- [TEXTE FOURNI]
◇ ◇ ◇ ◇ ◇

Au jour le jour

Léon Blum

Né en 1872 dans une famille juive alsacienne montée à Paris, Léon Blum a été un étudiant que l’on pourrait qualifier de « soixante-huitard » avant la lettre. Après avoir réussi le concours d’entrée à Normale sup à l’âge de 18 ans, il est renvoyé de cette école en 1891. Il entreprend alors des études de droit qui lui permettent d’intégrer le Conseil d’État, fin 1895…

Passionné de littérature et de théâtre, Blum se lance en même temps dans une carrière littéraire en collaborant activement à la Revue blanche, très engagée dans le combat pour la réhabilitation du capitaine Dreyfus. Les premiers écrits de Léon Blum scandalisent les conservateurs, notamment son essai « Du mariage » (1907), où il préconise l’initiation précoce des jeunes filles à l’amour.

Très influencé par Jean Jaurès, Blum est à ses côtés pendant l’affaire Dreyfus puis dans les combats pour l’unification du parti socialiste et lors de la création du journal L’Humanité. L’assassinat de Jaurès en 1914 marque les débuts de son engagement total dans l’action politique. Lors du Congrès de Tours, en 1920, il devient le chef de file de ceux qui défendent la « vieille maison » et refusent d’adhérer à l’Internationale communiste.

Il dirigera le parti socialiste jusqu’en 1940. Artisan du rassemblement des forces de gauche contre le fascisme, il devient chef du gouvernement après la victoire du Front populaire au printemps 1936. En signant les accords de Matignon, Léon Blum met fin au puissant mouvement de grèves qui paralyse alors le pays. Les augmentations de salaire concédées par le patronat aux ouvriers, puis les 40 heures et les congés payés marquent un tournant majeur dans l’histoire sociale de la France. Accusé par les conservateurs d’affaiblir la nation en attisant la lutte des classes, de détruire la famille par ses théories subversives sur le mariage, Léon Blum va focaliser les haines de la droite et de l’extrême droite. Cible privilégiée de l’antisémitisme, il a même été physiquement agressé, pendant la campagne électorale de 1936, par des nervis d’extrême droite.

◇ ◇ ◇ ◇ ◇

- [EXTRAITS DE LISTE]
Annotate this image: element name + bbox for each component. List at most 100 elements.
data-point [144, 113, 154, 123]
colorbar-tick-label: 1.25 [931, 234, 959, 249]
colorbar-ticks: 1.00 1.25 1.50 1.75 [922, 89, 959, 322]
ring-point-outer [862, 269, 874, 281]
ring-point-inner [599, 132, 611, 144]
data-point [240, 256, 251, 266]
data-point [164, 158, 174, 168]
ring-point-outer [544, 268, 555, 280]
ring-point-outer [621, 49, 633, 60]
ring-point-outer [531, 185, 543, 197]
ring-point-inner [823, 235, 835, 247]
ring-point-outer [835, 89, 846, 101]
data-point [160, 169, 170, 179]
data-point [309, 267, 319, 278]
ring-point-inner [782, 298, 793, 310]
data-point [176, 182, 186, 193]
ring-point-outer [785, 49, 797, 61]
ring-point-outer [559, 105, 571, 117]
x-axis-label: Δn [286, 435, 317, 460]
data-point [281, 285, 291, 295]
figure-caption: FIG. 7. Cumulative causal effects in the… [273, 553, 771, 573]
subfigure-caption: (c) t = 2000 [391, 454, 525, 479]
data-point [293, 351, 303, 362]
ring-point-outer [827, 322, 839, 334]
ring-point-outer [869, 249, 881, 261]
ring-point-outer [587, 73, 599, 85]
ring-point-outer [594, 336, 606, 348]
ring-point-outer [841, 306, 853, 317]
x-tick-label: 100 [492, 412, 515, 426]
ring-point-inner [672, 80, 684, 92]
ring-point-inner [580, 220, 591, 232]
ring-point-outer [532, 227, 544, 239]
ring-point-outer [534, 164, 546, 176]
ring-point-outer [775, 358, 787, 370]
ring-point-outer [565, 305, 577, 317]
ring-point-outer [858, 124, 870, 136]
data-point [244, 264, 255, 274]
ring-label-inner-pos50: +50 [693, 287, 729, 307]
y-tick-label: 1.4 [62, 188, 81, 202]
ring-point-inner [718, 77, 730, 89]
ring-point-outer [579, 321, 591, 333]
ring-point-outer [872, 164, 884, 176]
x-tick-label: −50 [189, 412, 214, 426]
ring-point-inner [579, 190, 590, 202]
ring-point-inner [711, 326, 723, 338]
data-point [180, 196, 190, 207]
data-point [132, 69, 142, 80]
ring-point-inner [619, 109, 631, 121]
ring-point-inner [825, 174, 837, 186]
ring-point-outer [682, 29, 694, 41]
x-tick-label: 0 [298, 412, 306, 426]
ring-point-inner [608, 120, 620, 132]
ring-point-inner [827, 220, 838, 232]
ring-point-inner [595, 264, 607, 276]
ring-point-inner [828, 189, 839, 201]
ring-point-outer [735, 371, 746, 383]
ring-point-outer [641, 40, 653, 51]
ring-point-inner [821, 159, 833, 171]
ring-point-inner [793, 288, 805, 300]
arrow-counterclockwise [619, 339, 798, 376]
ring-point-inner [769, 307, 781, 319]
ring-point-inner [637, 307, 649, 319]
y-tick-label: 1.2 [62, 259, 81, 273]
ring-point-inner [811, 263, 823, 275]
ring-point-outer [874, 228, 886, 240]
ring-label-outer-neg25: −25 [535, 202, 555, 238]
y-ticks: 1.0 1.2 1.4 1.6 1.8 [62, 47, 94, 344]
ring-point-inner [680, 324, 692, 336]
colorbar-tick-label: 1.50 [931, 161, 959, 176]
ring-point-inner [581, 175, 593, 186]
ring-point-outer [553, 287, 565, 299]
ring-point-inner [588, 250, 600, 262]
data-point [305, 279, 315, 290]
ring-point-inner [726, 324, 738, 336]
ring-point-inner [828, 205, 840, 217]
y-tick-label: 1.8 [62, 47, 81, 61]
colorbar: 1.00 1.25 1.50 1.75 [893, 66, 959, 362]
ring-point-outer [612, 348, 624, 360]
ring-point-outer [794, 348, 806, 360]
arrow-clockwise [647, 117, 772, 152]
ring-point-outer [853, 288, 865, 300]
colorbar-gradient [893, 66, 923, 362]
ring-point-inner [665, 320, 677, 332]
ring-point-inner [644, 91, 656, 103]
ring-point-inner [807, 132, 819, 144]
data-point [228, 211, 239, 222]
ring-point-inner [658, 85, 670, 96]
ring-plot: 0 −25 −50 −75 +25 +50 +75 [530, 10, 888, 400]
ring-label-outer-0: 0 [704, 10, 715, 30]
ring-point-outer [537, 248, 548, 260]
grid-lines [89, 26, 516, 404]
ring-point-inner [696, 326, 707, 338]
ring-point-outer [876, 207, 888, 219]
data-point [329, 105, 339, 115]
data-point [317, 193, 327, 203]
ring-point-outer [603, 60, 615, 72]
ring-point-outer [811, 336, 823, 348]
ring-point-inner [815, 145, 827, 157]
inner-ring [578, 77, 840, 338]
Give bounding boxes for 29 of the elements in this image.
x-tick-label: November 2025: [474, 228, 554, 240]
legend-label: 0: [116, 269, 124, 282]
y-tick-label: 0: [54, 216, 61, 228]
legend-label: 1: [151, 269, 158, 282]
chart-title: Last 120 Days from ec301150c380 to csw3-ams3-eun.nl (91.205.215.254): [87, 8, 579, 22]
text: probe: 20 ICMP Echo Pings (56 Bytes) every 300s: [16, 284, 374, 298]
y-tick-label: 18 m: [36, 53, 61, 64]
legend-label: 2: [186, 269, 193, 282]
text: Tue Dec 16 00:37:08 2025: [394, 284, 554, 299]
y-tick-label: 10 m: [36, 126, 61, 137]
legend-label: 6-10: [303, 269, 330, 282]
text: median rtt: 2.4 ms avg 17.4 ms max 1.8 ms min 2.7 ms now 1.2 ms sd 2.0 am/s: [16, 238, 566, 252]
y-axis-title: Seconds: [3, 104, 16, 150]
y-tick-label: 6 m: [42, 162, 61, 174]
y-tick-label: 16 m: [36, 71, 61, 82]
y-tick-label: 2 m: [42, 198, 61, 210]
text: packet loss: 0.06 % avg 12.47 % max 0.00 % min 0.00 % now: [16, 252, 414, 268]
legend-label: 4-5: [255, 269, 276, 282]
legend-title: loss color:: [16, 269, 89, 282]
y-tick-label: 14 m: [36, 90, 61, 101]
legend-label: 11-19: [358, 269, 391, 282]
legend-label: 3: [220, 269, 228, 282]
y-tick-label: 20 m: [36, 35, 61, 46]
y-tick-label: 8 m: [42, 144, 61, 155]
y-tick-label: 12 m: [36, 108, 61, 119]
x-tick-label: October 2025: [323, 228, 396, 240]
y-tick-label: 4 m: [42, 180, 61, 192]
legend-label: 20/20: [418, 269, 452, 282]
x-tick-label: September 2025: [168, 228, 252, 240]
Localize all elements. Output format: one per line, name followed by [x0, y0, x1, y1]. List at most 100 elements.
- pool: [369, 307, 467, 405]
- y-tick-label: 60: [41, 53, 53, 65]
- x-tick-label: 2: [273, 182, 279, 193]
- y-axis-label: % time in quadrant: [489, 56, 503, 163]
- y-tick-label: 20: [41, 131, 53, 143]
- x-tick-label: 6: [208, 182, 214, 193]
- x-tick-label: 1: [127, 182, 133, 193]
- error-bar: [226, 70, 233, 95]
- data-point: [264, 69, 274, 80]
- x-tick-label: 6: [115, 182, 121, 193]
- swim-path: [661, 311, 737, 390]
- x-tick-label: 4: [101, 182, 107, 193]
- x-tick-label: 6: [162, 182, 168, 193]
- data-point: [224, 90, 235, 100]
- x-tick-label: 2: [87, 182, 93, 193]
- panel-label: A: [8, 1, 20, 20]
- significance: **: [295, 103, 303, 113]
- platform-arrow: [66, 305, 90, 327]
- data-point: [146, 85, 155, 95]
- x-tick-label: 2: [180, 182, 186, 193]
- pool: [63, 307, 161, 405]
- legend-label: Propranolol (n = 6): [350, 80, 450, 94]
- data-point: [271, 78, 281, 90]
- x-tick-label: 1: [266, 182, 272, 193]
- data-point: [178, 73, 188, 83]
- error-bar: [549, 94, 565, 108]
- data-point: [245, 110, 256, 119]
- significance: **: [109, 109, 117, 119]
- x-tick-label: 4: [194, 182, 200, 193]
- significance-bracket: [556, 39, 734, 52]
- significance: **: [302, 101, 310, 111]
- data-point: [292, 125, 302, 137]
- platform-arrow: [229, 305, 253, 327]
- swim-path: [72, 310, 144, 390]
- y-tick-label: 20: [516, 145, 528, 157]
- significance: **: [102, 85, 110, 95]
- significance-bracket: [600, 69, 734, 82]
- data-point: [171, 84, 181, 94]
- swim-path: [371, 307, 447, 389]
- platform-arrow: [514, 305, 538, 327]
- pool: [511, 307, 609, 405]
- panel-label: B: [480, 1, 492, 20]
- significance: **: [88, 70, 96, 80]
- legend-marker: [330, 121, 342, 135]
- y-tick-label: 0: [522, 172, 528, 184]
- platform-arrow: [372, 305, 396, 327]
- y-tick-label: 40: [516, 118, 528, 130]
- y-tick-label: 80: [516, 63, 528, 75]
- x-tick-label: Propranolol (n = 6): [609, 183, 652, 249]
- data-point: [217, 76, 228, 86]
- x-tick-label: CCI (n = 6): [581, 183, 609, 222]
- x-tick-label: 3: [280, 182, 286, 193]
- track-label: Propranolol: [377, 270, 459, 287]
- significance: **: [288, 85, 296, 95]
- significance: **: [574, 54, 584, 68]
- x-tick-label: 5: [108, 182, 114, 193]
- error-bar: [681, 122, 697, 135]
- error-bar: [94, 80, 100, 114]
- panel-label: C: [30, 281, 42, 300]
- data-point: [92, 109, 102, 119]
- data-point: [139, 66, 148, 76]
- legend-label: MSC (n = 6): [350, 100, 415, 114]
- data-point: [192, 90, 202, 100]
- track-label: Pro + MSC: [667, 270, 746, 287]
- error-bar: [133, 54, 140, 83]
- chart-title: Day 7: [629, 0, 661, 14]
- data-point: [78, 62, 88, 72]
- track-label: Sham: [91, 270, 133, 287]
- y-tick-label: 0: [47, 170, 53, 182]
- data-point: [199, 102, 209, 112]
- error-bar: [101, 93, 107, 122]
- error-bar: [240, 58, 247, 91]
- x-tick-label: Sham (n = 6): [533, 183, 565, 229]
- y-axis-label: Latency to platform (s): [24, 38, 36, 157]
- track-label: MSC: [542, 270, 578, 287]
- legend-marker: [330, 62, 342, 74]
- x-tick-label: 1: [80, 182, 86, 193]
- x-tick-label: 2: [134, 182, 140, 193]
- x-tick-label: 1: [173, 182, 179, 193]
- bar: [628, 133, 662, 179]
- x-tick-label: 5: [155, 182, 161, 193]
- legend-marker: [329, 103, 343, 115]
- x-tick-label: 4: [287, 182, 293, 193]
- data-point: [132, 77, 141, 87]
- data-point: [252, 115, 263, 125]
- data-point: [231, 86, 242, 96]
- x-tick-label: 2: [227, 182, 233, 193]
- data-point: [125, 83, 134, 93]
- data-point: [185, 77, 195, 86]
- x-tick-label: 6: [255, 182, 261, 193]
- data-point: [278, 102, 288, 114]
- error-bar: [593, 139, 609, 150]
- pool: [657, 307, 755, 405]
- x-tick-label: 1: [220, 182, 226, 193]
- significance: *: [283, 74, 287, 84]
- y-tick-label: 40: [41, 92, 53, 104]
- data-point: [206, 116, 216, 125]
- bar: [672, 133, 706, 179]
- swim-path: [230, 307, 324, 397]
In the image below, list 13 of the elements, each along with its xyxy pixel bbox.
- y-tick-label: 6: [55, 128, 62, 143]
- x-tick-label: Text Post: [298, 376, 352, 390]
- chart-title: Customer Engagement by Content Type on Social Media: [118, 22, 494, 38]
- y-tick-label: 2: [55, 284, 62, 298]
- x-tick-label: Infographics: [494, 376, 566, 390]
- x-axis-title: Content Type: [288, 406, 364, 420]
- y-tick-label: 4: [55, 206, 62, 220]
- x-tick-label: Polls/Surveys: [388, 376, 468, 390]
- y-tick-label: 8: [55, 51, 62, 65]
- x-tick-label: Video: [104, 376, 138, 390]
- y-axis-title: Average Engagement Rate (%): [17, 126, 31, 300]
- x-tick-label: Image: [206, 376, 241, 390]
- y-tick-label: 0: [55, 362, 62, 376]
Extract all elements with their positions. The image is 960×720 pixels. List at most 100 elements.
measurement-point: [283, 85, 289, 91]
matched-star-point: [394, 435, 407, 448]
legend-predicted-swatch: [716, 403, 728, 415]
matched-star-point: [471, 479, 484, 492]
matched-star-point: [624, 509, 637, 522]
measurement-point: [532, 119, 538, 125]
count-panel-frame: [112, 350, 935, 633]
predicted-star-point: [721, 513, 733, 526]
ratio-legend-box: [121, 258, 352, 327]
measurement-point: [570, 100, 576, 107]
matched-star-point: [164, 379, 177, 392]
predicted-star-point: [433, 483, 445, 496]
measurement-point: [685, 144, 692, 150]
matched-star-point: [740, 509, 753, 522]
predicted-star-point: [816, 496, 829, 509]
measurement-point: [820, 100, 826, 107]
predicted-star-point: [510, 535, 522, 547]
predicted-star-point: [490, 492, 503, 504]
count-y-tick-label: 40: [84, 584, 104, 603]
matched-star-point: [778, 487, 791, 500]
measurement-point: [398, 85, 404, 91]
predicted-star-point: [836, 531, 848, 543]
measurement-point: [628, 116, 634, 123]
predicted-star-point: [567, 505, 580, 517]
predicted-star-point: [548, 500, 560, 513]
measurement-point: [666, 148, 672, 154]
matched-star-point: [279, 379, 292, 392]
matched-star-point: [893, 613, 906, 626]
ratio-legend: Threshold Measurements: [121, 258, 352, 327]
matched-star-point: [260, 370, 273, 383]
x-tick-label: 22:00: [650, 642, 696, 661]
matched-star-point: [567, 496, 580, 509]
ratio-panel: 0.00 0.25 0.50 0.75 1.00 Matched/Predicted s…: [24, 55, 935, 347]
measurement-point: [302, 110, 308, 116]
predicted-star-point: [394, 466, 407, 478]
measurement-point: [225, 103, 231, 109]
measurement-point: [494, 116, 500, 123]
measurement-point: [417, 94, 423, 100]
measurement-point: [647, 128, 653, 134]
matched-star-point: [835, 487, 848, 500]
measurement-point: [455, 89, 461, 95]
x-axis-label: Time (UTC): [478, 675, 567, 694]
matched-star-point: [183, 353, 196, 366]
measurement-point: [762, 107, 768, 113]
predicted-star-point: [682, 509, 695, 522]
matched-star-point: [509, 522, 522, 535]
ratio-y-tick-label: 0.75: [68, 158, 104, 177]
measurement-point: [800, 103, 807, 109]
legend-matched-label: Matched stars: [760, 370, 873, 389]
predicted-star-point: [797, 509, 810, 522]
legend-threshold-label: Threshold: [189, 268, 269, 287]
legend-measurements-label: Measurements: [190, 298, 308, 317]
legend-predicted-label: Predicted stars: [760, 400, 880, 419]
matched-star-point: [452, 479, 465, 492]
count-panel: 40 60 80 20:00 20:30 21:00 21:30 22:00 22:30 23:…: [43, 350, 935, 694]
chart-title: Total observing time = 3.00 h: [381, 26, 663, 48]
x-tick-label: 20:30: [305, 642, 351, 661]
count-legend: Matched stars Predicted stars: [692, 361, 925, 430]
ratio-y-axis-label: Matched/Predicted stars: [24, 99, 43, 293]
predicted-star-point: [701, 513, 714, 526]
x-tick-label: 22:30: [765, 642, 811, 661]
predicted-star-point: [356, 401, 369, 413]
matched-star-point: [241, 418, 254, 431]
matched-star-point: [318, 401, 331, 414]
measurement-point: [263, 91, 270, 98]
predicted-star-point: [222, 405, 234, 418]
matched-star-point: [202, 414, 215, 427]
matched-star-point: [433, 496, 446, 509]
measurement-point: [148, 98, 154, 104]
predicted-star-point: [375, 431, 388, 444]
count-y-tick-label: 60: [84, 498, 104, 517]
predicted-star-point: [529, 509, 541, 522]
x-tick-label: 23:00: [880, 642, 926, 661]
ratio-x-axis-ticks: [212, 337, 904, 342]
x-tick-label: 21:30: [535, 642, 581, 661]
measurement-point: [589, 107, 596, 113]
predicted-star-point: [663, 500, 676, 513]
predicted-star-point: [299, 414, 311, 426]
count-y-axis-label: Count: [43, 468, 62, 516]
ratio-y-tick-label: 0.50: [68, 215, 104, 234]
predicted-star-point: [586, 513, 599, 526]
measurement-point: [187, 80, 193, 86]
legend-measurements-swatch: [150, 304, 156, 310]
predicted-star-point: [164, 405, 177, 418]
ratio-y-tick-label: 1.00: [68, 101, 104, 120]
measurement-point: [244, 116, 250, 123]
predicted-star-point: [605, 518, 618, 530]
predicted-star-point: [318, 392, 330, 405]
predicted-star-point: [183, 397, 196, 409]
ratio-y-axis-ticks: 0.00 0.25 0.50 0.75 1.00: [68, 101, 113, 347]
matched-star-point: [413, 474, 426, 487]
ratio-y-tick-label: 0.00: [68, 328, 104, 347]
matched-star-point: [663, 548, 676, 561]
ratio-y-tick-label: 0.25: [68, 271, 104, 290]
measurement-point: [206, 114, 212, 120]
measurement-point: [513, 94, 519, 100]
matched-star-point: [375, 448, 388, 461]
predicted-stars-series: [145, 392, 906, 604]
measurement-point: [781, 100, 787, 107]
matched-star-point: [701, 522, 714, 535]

◇ ◇ ◇ ◇ ◇

- [ÉNONCÉ 1] D'après le texte sur Léon Blum, en quelle année a-t-il été renvoyé de Normale sup ?
- [ÉNONCÉ 2] Recopiez fidèlement le passage du texte sur Léon Blum qui commence par « Passionné de littérature » et se poursuit jusqu'à « à l’Internationale communiste. ».
La liste ci-dessus constitue un matériau distinct du texte.

- [CORRIGÉ 1] En 1891.

- [CORRIGÉ 2]
Passionné de littérature et de théâtre, Blum se lance en même temps dans une carrière littéraire en collaborant activement à la Revue blanche, très engagée dans le combat pour la réhabilitation du capitaine Dreyfus. Les premiers écrits de Léon Blum scandalisent les conservateurs, notamment son essai « Du mariage » (1907), où il préconise l’initiation précoce des jeunes filles à l’amour.

Très influencé par Jean Jaurès, Blum est à ses côtés pendant l’affaire Dreyfus puis dans les combats pour l’unification du parti socialiste et lors de la création du journal L’Humanité. L’assassinat de Jaurès en 1914 marque les débuts de son engagement total dans l’action politique. Lors du Congrès de Tours, en 1920, il devient le chef de file de ceux qui défendent la « vieille maison » et refusent d’adhérer à l’Internationale communiste.